**What you will do**: Extract all lines that hold "AliExpress" from the records below.

**Dataset records**:
--------

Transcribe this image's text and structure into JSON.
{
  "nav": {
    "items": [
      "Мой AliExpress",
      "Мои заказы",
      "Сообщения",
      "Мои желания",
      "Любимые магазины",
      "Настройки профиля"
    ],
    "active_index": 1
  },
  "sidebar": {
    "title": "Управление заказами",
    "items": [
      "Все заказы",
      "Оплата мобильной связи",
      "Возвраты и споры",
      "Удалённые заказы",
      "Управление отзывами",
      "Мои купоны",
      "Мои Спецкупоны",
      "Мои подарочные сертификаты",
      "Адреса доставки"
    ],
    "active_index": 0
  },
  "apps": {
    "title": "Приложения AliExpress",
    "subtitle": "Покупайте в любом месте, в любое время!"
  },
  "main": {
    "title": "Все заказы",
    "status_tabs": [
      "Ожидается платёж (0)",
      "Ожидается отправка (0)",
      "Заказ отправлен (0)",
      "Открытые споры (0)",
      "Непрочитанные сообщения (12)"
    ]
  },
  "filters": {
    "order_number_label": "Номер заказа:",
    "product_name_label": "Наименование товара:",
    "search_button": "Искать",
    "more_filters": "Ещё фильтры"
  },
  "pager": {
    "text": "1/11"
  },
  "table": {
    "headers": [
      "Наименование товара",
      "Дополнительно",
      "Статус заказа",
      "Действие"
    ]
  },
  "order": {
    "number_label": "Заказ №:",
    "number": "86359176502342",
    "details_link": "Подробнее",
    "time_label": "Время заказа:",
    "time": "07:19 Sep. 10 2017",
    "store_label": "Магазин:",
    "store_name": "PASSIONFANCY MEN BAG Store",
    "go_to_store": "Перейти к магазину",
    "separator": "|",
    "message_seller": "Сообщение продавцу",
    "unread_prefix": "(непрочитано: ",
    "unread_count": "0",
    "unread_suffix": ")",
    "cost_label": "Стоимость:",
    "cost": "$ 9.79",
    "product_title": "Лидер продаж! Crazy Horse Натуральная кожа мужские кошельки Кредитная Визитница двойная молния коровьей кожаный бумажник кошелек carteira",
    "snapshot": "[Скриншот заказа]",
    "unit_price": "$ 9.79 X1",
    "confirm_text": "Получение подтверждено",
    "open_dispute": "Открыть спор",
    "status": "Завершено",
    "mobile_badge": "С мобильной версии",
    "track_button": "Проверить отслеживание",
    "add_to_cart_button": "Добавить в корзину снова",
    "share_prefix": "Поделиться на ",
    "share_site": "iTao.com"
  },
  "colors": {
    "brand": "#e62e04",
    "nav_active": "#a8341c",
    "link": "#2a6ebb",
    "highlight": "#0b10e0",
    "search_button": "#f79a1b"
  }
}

--------

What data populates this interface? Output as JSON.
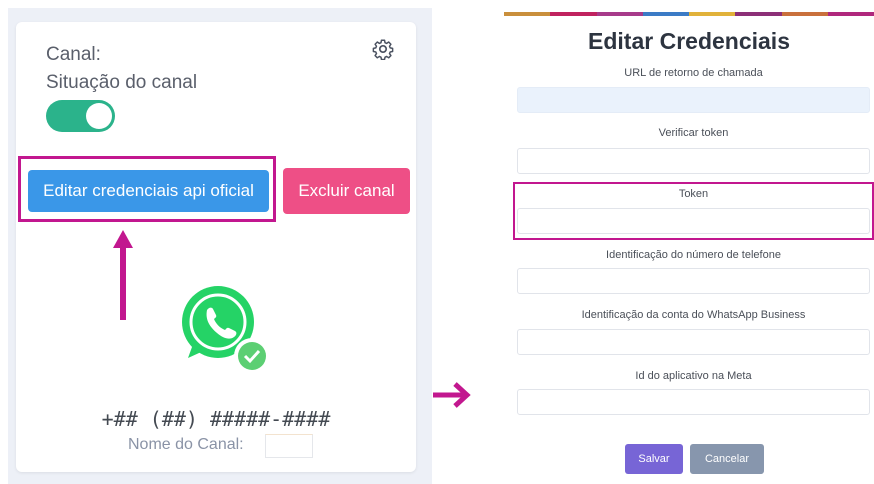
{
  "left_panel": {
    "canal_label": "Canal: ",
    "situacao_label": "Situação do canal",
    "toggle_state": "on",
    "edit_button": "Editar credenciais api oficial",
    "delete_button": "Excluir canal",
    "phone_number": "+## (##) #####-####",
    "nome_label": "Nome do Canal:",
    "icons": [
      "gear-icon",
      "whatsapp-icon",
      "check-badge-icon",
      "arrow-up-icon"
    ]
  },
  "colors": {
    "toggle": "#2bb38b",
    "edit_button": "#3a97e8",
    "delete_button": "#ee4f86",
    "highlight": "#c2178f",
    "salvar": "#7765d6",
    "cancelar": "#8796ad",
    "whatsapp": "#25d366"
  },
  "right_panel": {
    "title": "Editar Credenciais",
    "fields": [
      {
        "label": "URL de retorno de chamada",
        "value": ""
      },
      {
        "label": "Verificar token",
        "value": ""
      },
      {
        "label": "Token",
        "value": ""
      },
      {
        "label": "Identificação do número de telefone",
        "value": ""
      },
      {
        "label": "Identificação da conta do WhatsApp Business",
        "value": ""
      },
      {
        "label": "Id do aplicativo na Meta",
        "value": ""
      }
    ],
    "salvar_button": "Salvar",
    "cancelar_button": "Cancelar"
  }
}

--------

**Answer to this problem**:
      "Мой AliExpress",
    "title": "Приложения AliExpress",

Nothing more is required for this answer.